TASK → Write out the whole listing again, exactly.

··· ROWS ···

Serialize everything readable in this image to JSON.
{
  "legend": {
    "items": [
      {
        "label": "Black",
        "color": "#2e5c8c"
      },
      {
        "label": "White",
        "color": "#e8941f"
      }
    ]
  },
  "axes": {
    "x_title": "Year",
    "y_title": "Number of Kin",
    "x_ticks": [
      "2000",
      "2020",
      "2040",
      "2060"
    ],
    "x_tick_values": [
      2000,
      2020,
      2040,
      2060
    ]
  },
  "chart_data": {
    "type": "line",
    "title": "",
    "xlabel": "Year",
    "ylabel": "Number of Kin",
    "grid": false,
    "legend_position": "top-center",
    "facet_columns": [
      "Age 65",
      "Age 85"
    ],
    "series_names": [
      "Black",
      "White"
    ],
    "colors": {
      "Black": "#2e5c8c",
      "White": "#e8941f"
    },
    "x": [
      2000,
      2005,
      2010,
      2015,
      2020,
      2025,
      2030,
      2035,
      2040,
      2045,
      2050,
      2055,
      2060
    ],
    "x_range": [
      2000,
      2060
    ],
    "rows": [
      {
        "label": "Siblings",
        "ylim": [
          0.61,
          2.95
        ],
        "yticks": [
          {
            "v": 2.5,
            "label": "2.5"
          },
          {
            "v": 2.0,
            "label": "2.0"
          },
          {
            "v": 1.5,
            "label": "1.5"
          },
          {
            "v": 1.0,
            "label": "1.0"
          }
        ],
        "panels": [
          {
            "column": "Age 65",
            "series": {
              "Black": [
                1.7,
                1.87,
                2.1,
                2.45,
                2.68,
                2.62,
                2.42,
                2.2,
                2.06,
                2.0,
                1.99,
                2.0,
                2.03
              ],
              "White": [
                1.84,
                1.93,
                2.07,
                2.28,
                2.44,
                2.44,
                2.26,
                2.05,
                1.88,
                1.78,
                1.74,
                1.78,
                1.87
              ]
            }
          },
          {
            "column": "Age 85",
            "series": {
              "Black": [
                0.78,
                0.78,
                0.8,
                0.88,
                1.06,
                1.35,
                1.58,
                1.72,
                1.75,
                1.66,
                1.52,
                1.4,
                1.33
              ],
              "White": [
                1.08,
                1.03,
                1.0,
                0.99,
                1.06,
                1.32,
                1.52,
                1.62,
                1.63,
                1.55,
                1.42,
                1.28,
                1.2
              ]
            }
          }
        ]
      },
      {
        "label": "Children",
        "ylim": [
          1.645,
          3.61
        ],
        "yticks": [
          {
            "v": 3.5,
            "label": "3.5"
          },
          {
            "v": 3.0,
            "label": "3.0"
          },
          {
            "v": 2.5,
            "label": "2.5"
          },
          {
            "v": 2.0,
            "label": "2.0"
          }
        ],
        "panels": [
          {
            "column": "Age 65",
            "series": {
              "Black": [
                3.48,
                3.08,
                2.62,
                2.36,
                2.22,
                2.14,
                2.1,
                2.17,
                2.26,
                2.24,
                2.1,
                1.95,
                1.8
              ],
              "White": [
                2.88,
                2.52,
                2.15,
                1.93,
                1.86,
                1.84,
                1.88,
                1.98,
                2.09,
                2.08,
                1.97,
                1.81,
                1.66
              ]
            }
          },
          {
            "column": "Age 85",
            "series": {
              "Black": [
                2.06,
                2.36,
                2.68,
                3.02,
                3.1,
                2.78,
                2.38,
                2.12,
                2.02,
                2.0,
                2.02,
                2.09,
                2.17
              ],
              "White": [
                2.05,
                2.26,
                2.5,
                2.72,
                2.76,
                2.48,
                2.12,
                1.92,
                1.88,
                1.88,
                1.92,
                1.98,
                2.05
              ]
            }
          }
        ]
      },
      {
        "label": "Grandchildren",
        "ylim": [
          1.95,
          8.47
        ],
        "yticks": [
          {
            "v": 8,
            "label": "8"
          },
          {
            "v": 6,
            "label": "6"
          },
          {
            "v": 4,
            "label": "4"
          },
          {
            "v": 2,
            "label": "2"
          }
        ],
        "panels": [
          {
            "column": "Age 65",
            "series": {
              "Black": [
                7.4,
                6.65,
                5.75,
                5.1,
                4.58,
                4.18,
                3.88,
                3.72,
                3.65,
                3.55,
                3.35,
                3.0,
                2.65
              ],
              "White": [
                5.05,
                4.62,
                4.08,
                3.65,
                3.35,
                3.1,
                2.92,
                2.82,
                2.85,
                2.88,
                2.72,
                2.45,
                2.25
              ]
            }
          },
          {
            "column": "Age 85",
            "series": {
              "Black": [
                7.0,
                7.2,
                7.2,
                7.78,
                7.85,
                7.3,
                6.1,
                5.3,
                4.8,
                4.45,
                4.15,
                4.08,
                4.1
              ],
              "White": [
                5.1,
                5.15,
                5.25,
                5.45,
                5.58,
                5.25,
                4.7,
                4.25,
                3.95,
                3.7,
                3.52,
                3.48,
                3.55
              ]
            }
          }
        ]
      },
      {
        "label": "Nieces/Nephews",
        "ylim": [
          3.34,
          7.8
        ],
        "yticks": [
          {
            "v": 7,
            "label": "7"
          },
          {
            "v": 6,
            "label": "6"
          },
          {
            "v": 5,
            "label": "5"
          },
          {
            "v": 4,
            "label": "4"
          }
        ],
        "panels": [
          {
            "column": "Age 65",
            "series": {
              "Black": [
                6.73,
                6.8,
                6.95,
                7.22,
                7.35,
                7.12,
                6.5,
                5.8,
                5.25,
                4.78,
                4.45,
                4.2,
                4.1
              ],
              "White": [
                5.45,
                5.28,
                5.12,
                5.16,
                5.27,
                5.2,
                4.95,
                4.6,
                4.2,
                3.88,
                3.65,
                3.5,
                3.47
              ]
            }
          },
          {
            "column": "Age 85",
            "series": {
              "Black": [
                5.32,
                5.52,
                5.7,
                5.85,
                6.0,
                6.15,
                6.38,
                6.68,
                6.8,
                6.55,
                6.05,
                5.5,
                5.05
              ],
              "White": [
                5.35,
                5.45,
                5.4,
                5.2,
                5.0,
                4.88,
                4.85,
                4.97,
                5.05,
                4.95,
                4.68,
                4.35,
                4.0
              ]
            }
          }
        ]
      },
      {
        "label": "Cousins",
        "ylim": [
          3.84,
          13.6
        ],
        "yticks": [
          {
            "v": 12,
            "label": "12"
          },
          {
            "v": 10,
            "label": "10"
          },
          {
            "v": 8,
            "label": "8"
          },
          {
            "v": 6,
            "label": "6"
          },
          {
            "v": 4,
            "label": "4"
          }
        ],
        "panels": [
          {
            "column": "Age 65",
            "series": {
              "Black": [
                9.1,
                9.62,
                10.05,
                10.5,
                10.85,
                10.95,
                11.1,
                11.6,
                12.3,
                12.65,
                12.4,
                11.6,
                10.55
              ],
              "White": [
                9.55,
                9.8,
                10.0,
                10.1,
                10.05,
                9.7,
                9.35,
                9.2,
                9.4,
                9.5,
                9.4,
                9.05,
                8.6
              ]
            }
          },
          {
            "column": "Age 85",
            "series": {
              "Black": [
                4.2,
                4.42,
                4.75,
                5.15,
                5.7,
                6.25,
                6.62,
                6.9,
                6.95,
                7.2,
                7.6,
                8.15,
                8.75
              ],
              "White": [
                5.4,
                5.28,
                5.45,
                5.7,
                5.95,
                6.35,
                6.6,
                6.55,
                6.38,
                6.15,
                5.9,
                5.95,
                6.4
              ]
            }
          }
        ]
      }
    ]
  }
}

···

SOLUTION FOR THIS TASK →
Serialize everything readable in this image to JSON.
{
  "legend": {
    "items": [
      {
        "label": "Black",
        "color": "#2e5c8c"
      },
      {
        "label": "White",
        "color": "#e8941f"
      }
    ]
  },
  "axes": {
    "x_title": "Year",
    "y_title": "Number of Kin",
    "x_ticks": [
      "2000",
      "2020",
      "2040",
      "2060"
    ],
    "x_tick_values": [
      2000,
      2020,
      2040,
      2060
    ]
  },
  "chart_data": {
    "type": "line",
    "title": "",
    "xlabel": "Year",
    "ylabel": "Number of Kin",
    "grid": false,
    "legend_position": "top-center",
    "facet_columns": [
      "Age 65",
      "Age 85"
    ],
    "series_names": [
      "Black",
      "White"
    ],
    "colors": {
      "Black": "#2e5c8c",
      "White": "#e8941f"
    },
    "x": [
      2000,
      2005,
      2010,
      2015,
      2020,
      2025,
      2030,
      2035,
      2040,
      2045,
      2050,
      2055,
      2060
    ],
    "x_range": [
      2000,
      2060
    ],
    "rows": [
      {
        "label": "Siblings",
        "ylim": [
          0.61,
          2.95
        ],
        "yticks": [
          {
            "v": 2.5,
            "label": "2.5"
          },
          {
            "v": 2.0,
            "label": "2.0"
          },
          {
            "v": 1.5,
            "label": "1.5"
          },
          {
            "v": 1.0,
            "label": "1.0"
          }
        ],
        "panels": [
          {
            "column": "Age 65",
            "series": {
              "Black": [
                1.7,
                1.87,
                2.1,
                2.45,
                2.68,
                2.62,
                2.42,
                2.2,
                2.06,
                2.0,
                1.99,
                2.0,
                2.03
              ],
              "White": [
                1.84,
                1.93,
                2.07,
                2.28,
                2.44,
                2.44,
                2.26,
                2.05,
                1.88,
                1.78,
                1.74,
                1.78,
                1.87
              ]
            }
          },
          {
            "column": "Age 85",
            "series": {
              "Black": [
                0.78,
                0.78,
                0.8,
                0.88,
                1.06,
                1.35,
                1.58,
                1.72,
                1.75,
                1.66,
                1.52,
                1.4,
                1.33
              ],
              "White": [
                1.08,
                1.03,
                1.0,
                0.99,
                1.06,
                1.32,
                1.52,
                1.62,
                1.63,
                1.55,
                1.42,
                1.28,
                1.2
              ]
            }
          }
        ]
      },
      {
        "label": "Children",
        "ylim": [
          1.645,
          3.61
        ],
        "yticks": [
          {
            "v": 3.5,
            "label": "3.5"
          },
          {
            "v": 3.0,
            "label": "3.0"
          },
          {
            "v": 2.5,
            "label": "2.5"
          },
          {
            "v": 2.0,
            "label": "2.0"
          }
        ],
        "panels": [
          {
            "column": "Age 65",
            "series": {
              "Black": [
                3.48,
                3.08,
                2.62,
                2.36,
                2.22,
                2.14,
                2.1,
                2.17,
                2.26,
                2.24,
                2.1,
                1.95,
                1.8
              ],
              "White": [
                2.88,
                2.52,
                2.15,
                1.93,
                1.86,
                1.84,
                1.88,
                1.98,
                2.09,
                2.08,
                1.97,
                1.81,
                1.66
              ]
            }
          },
          {
            "column": "Age 85",
            "series": {
              "Black": [
                2.06,
                2.36,
                2.68,
                3.02,
                3.1,
                2.78,
                2.38,
                2.12,
                2.02,
                2.0,
                2.02,
                2.09,
                2.17
              ],
              "White": [
                2.05,
                2.26,
                2.5,
                2.72,
                2.76,
                2.48,
                2.12,
                1.92,
                1.88,
                1.88,
                1.92,
                1.98,
                2.05
              ]
            }
          }
        ]
      },
      {
        "label": "Grandchildren",
        "ylim": [
          1.95,
          8.47
        ],
        "yticks": [
          {
            "v": 8,
            "label": "8"
          },
          {
            "v": 6,
            "label": "6"
          },
          {
            "v": 4,
            "label": "4"
          },
          {
            "v": 2,
            "label": "2"
          }
        ],
        "panels": [
          {
            "column": "Age 65",
            "series": {
              "Black": [
                7.4,
                6.65,
                5.75,
                5.1,
                4.58,
                4.18,
                3.88,
                3.72,
                3.65,
                3.55,
                3.35,
                3.0,
                2.65
              ],
              "White": [
                5.05,
                4.62,
                4.08,
                3.65,
                3.35,
                3.1,
                2.92,
                2.82,
                2.85,
                2.88,
                2.72,
                2.45,
                2.25
              ]
            }
          },
          {
            "column": "Age 85",
            "series": {
              "Black": [
                7.0,
                7.2,
                7.2,
                7.78,
                7.85,
                7.3,
                6.1,
                5.3,
                4.8,
                4.45,
                4.15,
                4.08,
                4.1
              ],
              "White": [
                5.1,
                5.15,
                5.25,
                5.45,
                5.58,
                5.25,
                4.7,
                4.25,
                3.95,
                3.7,
                3.52,
                3.48,
                3.55
              ]
            }
          }
        ]
      },
      {
        "label": "Nieces/Nephews",
        "ylim": [
          3.34,
          7.8
        ],
        "yticks": [
          {
            "v": 7,
            "label": "7"
          },
          {
            "v": 6,
            "label": "6"
          },
          {
            "v": 5,
            "label": "5"
          },
          {
            "v": 4,
            "label": "4"
          }
        ],
        "panels": [
          {
            "column": "Age 65",
            "series": {
              "Black": [
                6.73,
                6.8,
                6.95,
                7.22,
                7.35,
                7.12,
                6.5,
                5.8,
                5.25,
                4.78,
                4.45,
                4.2,
                4.1
              ],
              "White": [
                5.45,
                5.28,
                5.12,
                5.16,
                5.27,
                5.2,
                4.95,
                4.6,
                4.2,
                3.88,
                3.65,
                3.5,
                3.47
              ]
            }
          },
          {
            "column": "Age 85",
            "series": {
              "Black": [
                5.32,
                5.52,
                5.7,
                5.85,
                6.0,
                6.15,
                6.38,
                6.68,
                6.8,
                6.55,
                6.05,
                5.5,
                5.05
              ],
              "White": [
                5.35,
                5.45,
                5.4,
                5.2,
                5.0,
                4.88,
                4.85,
                4.97,
                5.05,
                4.95,
                4.68,
                4.35,
                4.0
              ]
            }
          }
        ]
      },
      {
        "label": "Cousins",
        "ylim": [
          3.84,
          13.6
        ],
        "yticks": [
          {
            "v": 12,
            "label": "12"
          },
          {
            "v": 10,
            "label": "10"
          },
          {
            "v": 8,
            "label": "8"
          },
          {
            "v": 6,
            "label": "6"
          },
          {
            "v": 4,
            "label": "4"
          }
        ],
        "panels": [
          {
            "column": "Age 65",
            "series": {
              "Black": [
                9.1,
                9.62,
                10.05,
                10.5,
                10.85,
                10.95,
                11.1,
                11.6,
                12.3,
                12.65,
                12.4,
                11.6,
                10.55
              ],
              "White": [
                9.55,
                9.8,
                10.0,
                10.1,
                10.05,
                9.7,
                9.35,
                9.2,
                9.4,
                9.5,
                9.4,
                9.05,
                8.6
              ]
            }
          },
          {
            "column": "Age 85",
            "series": {
              "Black": [
                4.2,
                4.42,
                4.75,
                5.15,
                5.7,
                6.25,
                6.62,
                6.9,
                6.95,
                7.2,
                7.6,
                8.15,
                8.75
              ],
              "White": [
                5.4,
                5.28,
                5.45,
                5.7,
                5.95,
                6.35,
                6.6,
                6.55,
                6.38,
                6.15,
                5.9,
                5.95,
                6.4
              ]
            }
          }
        ]
      }
    ]
  }
}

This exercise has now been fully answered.